Recorded information -

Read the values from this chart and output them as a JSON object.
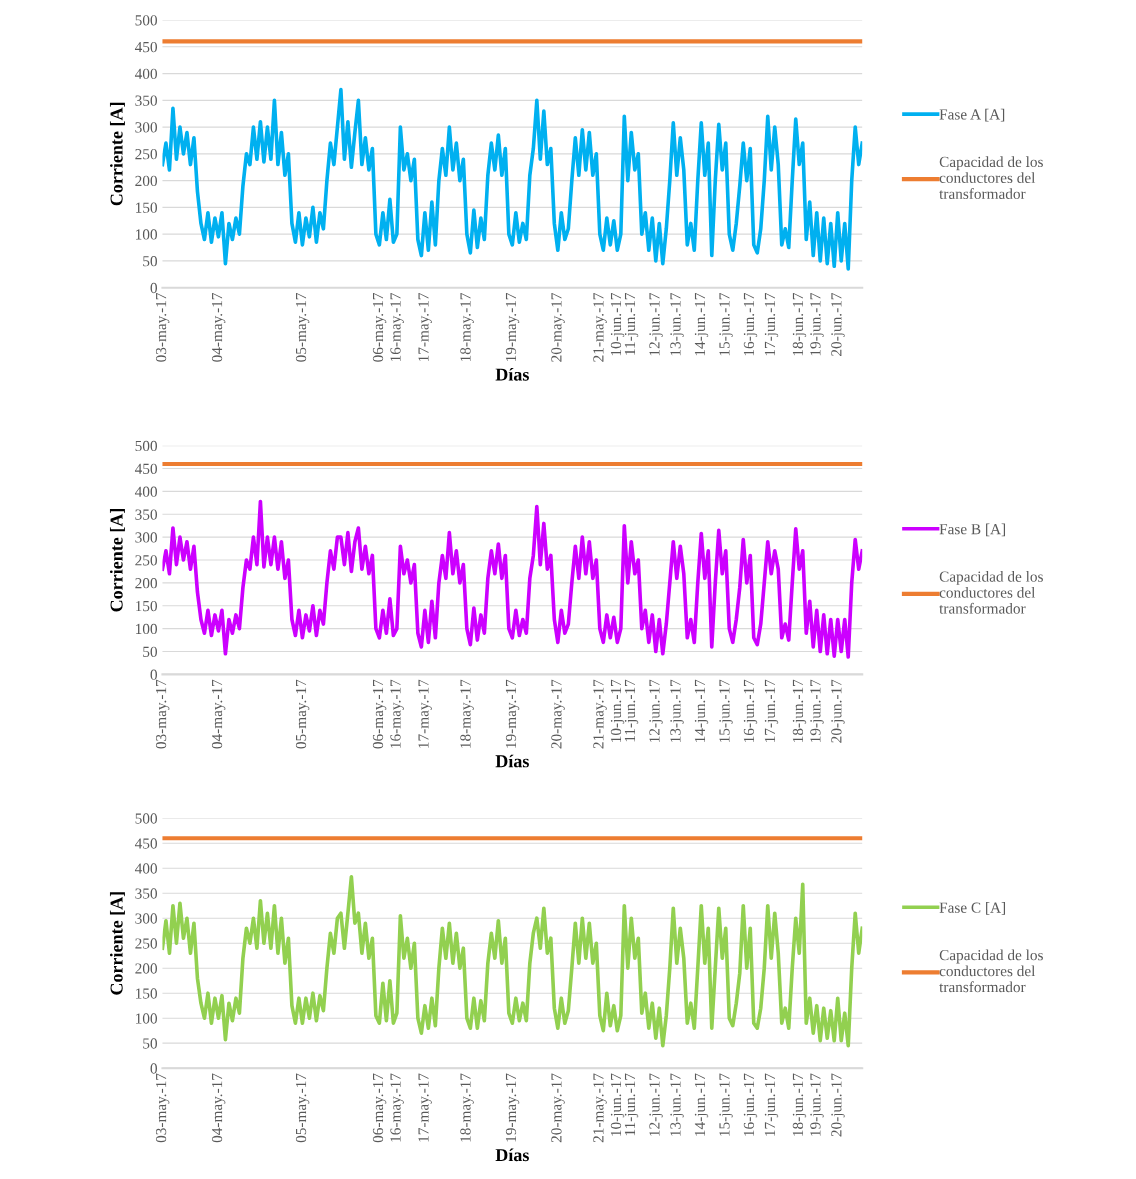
{
  "chart_data": [
    {
      "type": "line",
      "xlabel": "Días",
      "ylabel": "Corriente [A]",
      "ylim": [
        0,
        500
      ],
      "yticks": [
        0,
        50,
        100,
        150,
        200,
        250,
        300,
        350,
        400,
        450,
        500
      ],
      "categories": [
        "03-may.-17",
        null,
        null,
        null,
        null,
        null,
        null,
        null,
        null,
        null,
        null,
        null,
        null,
        null,
        null,
        null,
        "04-may.-17",
        null,
        null,
        null,
        null,
        null,
        null,
        null,
        null,
        null,
        null,
        null,
        null,
        null,
        null,
        null,
        null,
        null,
        null,
        null,
        null,
        null,
        null,
        null,
        "05-may.-17",
        null,
        null,
        null,
        null,
        null,
        null,
        null,
        null,
        null,
        null,
        null,
        null,
        null,
        null,
        null,
        null,
        null,
        null,
        null,
        null,
        null,
        "06-may.-17",
        null,
        null,
        null,
        null,
        "16-may.-17",
        null,
        null,
        null,
        null,
        null,
        null,
        null,
        "17-may.-17",
        null,
        null,
        null,
        null,
        null,
        null,
        null,
        null,
        null,
        null,
        null,
        "18-may.-17",
        null,
        null,
        null,
        null,
        null,
        null,
        null,
        null,
        null,
        null,
        null,
        null,
        "19-may.-17",
        null,
        null,
        null,
        null,
        null,
        null,
        null,
        null,
        null,
        null,
        null,
        null,
        "20-may.-17",
        null,
        null,
        null,
        null,
        null,
        null,
        null,
        null,
        null,
        null,
        null,
        "21-may.-17",
        null,
        null,
        null,
        null,
        "10-jun.-17",
        null,
        null,
        null,
        "11-jun.-17",
        null,
        null,
        null,
        null,
        null,
        null,
        "12-jun.-17",
        null,
        null,
        null,
        null,
        null,
        "13-jun.-17",
        null,
        null,
        null,
        null,
        null,
        null,
        "14-jun.-17",
        null,
        null,
        null,
        null,
        null,
        null,
        "15-jun.-17",
        null,
        null,
        null,
        null,
        null,
        null,
        "16-jun.-17",
        null,
        null,
        null,
        null,
        null,
        "17-jun.-17",
        null,
        null,
        null,
        null,
        null,
        null,
        null,
        "18-jun.-17",
        null,
        null,
        null,
        null,
        "19-jun.-17",
        null,
        null,
        null,
        null,
        null,
        "20-jun.-17",
        null,
        null,
        null,
        null,
        null,
        null,
        null
      ],
      "grid": "y",
      "legend": "right",
      "line_style": "solid",
      "ref_lines": [
        {
          "axis": "y",
          "value": 460,
          "label": "Capacidad de los conductores del transformador",
          "color": "#ed7d31"
        }
      ],
      "series": [
        {
          "name": "Fase A [A]",
          "color": "#00b0f0",
          "values": [
            230,
            270,
            220,
            335,
            240,
            300,
            250,
            290,
            230,
            280,
            180,
            120,
            90,
            140,
            85,
            130,
            95,
            140,
            45,
            120,
            90,
            130,
            100,
            190,
            250,
            230,
            300,
            240,
            310,
            235,
            300,
            240,
            350,
            230,
            290,
            210,
            250,
            120,
            85,
            140,
            80,
            130,
            95,
            150,
            85,
            140,
            110,
            200,
            270,
            230,
            300,
            370,
            240,
            310,
            225,
            290,
            350,
            230,
            280,
            220,
            260,
            100,
            80,
            140,
            90,
            165,
            85,
            100,
            300,
            220,
            250,
            200,
            240,
            90,
            60,
            140,
            70,
            160,
            80,
            200,
            260,
            210,
            300,
            220,
            270,
            200,
            240,
            100,
            65,
            145,
            75,
            130,
            90,
            210,
            270,
            220,
            285,
            210,
            260,
            100,
            80,
            140,
            85,
            120,
            90,
            210,
            260,
            350,
            240,
            330,
            230,
            260,
            120,
            70,
            140,
            90,
            110,
            200,
            280,
            210,
            295,
            220,
            290,
            210,
            250,
            100,
            70,
            130,
            80,
            125,
            70,
            100,
            320,
            200,
            290,
            220,
            250,
            100,
            140,
            70,
            130,
            50,
            120,
            45,
            110,
            200,
            308,
            210,
            280,
            220,
            80,
            120,
            70,
            200,
            308,
            210,
            270,
            60,
            200,
            305,
            220,
            270,
            100,
            70,
            120,
            190,
            270,
            200,
            260,
            80,
            65,
            110,
            200,
            320,
            220,
            300,
            230,
            80,
            110,
            75,
            200,
            315,
            230,
            270,
            90,
            160,
            60,
            140,
            50,
            130,
            45,
            120,
            40,
            140,
            50,
            120,
            35,
            200,
            300,
            230,
            270
          ]
        }
      ]
    },
    {
      "type": "line",
      "xlabel": "Días",
      "ylabel": "Corriente [A]",
      "ylim": [
        0,
        500
      ],
      "yticks": [
        0,
        50,
        100,
        150,
        200,
        250,
        300,
        350,
        400,
        450,
        500
      ],
      "categories": [
        "03-may.-17",
        null,
        null,
        null,
        null,
        null,
        null,
        null,
        null,
        null,
        null,
        null,
        null,
        null,
        null,
        null,
        "04-may.-17",
        null,
        null,
        null,
        null,
        null,
        null,
        null,
        null,
        null,
        null,
        null,
        null,
        null,
        null,
        null,
        null,
        null,
        null,
        null,
        null,
        null,
        null,
        null,
        "05-may.-17",
        null,
        null,
        null,
        null,
        null,
        null,
        null,
        null,
        null,
        null,
        null,
        null,
        null,
        null,
        null,
        null,
        null,
        null,
        null,
        null,
        null,
        "06-may.-17",
        null,
        null,
        null,
        null,
        "16-may.-17",
        null,
        null,
        null,
        null,
        null,
        null,
        null,
        "17-may.-17",
        null,
        null,
        null,
        null,
        null,
        null,
        null,
        null,
        null,
        null,
        null,
        "18-may.-17",
        null,
        null,
        null,
        null,
        null,
        null,
        null,
        null,
        null,
        null,
        null,
        null,
        "19-may.-17",
        null,
        null,
        null,
        null,
        null,
        null,
        null,
        null,
        null,
        null,
        null,
        null,
        "20-may.-17",
        null,
        null,
        null,
        null,
        null,
        null,
        null,
        null,
        null,
        null,
        null,
        "21-may.-17",
        null,
        null,
        null,
        null,
        "10-jun.-17",
        null,
        null,
        null,
        "11-jun.-17",
        null,
        null,
        null,
        null,
        null,
        null,
        "12-jun.-17",
        null,
        null,
        null,
        null,
        null,
        "13-jun.-17",
        null,
        null,
        null,
        null,
        null,
        null,
        "14-jun.-17",
        null,
        null,
        null,
        null,
        null,
        null,
        "15-jun.-17",
        null,
        null,
        null,
        null,
        null,
        null,
        "16-jun.-17",
        null,
        null,
        null,
        null,
        null,
        "17-jun.-17",
        null,
        null,
        null,
        null,
        null,
        null,
        null,
        "18-jun.-17",
        null,
        null,
        null,
        null,
        "19-jun.-17",
        null,
        null,
        null,
        null,
        null,
        "20-jun.-17",
        null,
        null,
        null,
        null,
        null,
        null,
        null
      ],
      "grid": "y",
      "legend": "right",
      "line_style": "solid",
      "ref_lines": [
        {
          "axis": "y",
          "value": 460,
          "label": "Capacidad de los conductores del transformador",
          "color": "#ed7d31"
        }
      ],
      "series": [
        {
          "name": "Fase B [A]",
          "color": "#cc00ff",
          "values": [
            230,
            270,
            220,
            320,
            240,
            300,
            250,
            290,
            230,
            280,
            180,
            120,
            90,
            140,
            85,
            130,
            95,
            140,
            45,
            120,
            90,
            130,
            100,
            190,
            250,
            230,
            300,
            240,
            378,
            235,
            300,
            240,
            300,
            230,
            290,
            210,
            250,
            120,
            85,
            140,
            80,
            130,
            95,
            150,
            85,
            140,
            110,
            200,
            270,
            230,
            300,
            300,
            240,
            310,
            225,
            290,
            320,
            230,
            280,
            220,
            260,
            100,
            80,
            140,
            90,
            165,
            85,
            100,
            280,
            220,
            250,
            200,
            240,
            90,
            60,
            140,
            70,
            160,
            80,
            200,
            260,
            210,
            310,
            220,
            270,
            200,
            240,
            100,
            65,
            145,
            75,
            130,
            90,
            210,
            270,
            220,
            285,
            210,
            260,
            100,
            80,
            140,
            85,
            120,
            90,
            210,
            260,
            367,
            240,
            330,
            230,
            260,
            120,
            70,
            140,
            90,
            110,
            200,
            280,
            210,
            300,
            220,
            290,
            210,
            250,
            100,
            70,
            130,
            80,
            125,
            70,
            100,
            325,
            200,
            290,
            220,
            250,
            100,
            140,
            70,
            130,
            50,
            120,
            45,
            110,
            200,
            290,
            210,
            280,
            220,
            80,
            120,
            70,
            200,
            308,
            210,
            270,
            60,
            200,
            315,
            220,
            270,
            100,
            70,
            120,
            190,
            295,
            200,
            260,
            80,
            65,
            110,
            200,
            290,
            220,
            270,
            230,
            80,
            110,
            75,
            200,
            318,
            230,
            270,
            90,
            160,
            60,
            140,
            50,
            130,
            45,
            120,
            40,
            120,
            50,
            120,
            38,
            200,
            295,
            230,
            270
          ]
        }
      ]
    },
    {
      "type": "line",
      "xlabel": "Días",
      "ylabel": "Corriente [A]",
      "ylim": [
        0,
        500
      ],
      "yticks": [
        0,
        50,
        100,
        150,
        200,
        250,
        300,
        350,
        400,
        450,
        500
      ],
      "categories": [
        "03-may.-17",
        null,
        null,
        null,
        null,
        null,
        null,
        null,
        null,
        null,
        null,
        null,
        null,
        null,
        null,
        null,
        "04-may.-17",
        null,
        null,
        null,
        null,
        null,
        null,
        null,
        null,
        null,
        null,
        null,
        null,
        null,
        null,
        null,
        null,
        null,
        null,
        null,
        null,
        null,
        null,
        null,
        "05-may.-17",
        null,
        null,
        null,
        null,
        null,
        null,
        null,
        null,
        null,
        null,
        null,
        null,
        null,
        null,
        null,
        null,
        null,
        null,
        null,
        null,
        null,
        "06-may.-17",
        null,
        null,
        null,
        null,
        "16-may.-17",
        null,
        null,
        null,
        null,
        null,
        null,
        null,
        "17-may.-17",
        null,
        null,
        null,
        null,
        null,
        null,
        null,
        null,
        null,
        null,
        null,
        "18-may.-17",
        null,
        null,
        null,
        null,
        null,
        null,
        null,
        null,
        null,
        null,
        null,
        null,
        "19-may.-17",
        null,
        null,
        null,
        null,
        null,
        null,
        null,
        null,
        null,
        null,
        null,
        null,
        "20-may.-17",
        null,
        null,
        null,
        null,
        null,
        null,
        null,
        null,
        null,
        null,
        null,
        "21-may.-17",
        null,
        null,
        null,
        null,
        "10-jun.-17",
        null,
        null,
        null,
        "11-jun.-17",
        null,
        null,
        null,
        null,
        null,
        null,
        "12-jun.-17",
        null,
        null,
        null,
        null,
        null,
        "13-jun.-17",
        null,
        null,
        null,
        null,
        null,
        null,
        "14-jun.-17",
        null,
        null,
        null,
        null,
        null,
        null,
        "15-jun.-17",
        null,
        null,
        null,
        null,
        null,
        null,
        "16-jun.-17",
        null,
        null,
        null,
        null,
        null,
        "17-jun.-17",
        null,
        null,
        null,
        null,
        null,
        null,
        null,
        "18-jun.-17",
        null,
        null,
        null,
        null,
        "19-jun.-17",
        null,
        null,
        null,
        null,
        null,
        "20-jun.-17",
        null,
        null,
        null,
        null,
        null,
        null,
        null
      ],
      "grid": "y",
      "legend": "right",
      "line_style": "solid",
      "ref_lines": [
        {
          "axis": "y",
          "value": 460,
          "label": "Capacidad de los conductores del transformador",
          "color": "#ed7d31"
        }
      ],
      "series": [
        {
          "name": "Fase C [A]",
          "color": "#92d050",
          "values": [
            240,
            295,
            230,
            325,
            250,
            330,
            260,
            300,
            230,
            290,
            180,
            130,
            100,
            150,
            90,
            140,
            100,
            145,
            57,
            130,
            95,
            140,
            110,
            220,
            280,
            250,
            300,
            240,
            335,
            250,
            310,
            240,
            325,
            230,
            300,
            210,
            260,
            125,
            90,
            140,
            90,
            140,
            100,
            150,
            95,
            145,
            115,
            200,
            270,
            230,
            300,
            310,
            240,
            310,
            383,
            290,
            310,
            230,
            290,
            220,
            260,
            105,
            90,
            170,
            95,
            175,
            90,
            110,
            305,
            220,
            260,
            200,
            250,
            100,
            70,
            125,
            80,
            140,
            85,
            200,
            280,
            220,
            290,
            210,
            270,
            200,
            240,
            100,
            80,
            140,
            80,
            135,
            95,
            210,
            270,
            220,
            295,
            210,
            260,
            110,
            90,
            140,
            95,
            130,
            95,
            210,
            270,
            300,
            240,
            320,
            230,
            260,
            120,
            80,
            140,
            90,
            115,
            200,
            290,
            210,
            300,
            220,
            290,
            210,
            250,
            105,
            75,
            150,
            85,
            125,
            75,
            105,
            325,
            200,
            300,
            220,
            260,
            110,
            150,
            80,
            130,
            60,
            120,
            45,
            105,
            200,
            320,
            210,
            280,
            220,
            90,
            130,
            80,
            200,
            325,
            210,
            280,
            80,
            200,
            320,
            220,
            280,
            100,
            85,
            130,
            190,
            325,
            200,
            280,
            90,
            80,
            120,
            200,
            325,
            220,
            310,
            230,
            90,
            120,
            80,
            200,
            300,
            230,
            368,
            90,
            140,
            70,
            125,
            55,
            120,
            60,
            115,
            55,
            140,
            55,
            110,
            45,
            200,
            310,
            230,
            280
          ]
        }
      ]
    }
  ]
}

Exercise - Scan the data for the word "name" and copy every line where it shows up.

Full answer -
          "name": "Fase A [A]",
          "name": "Fase B [A]",
          "name": "Fase C [A]",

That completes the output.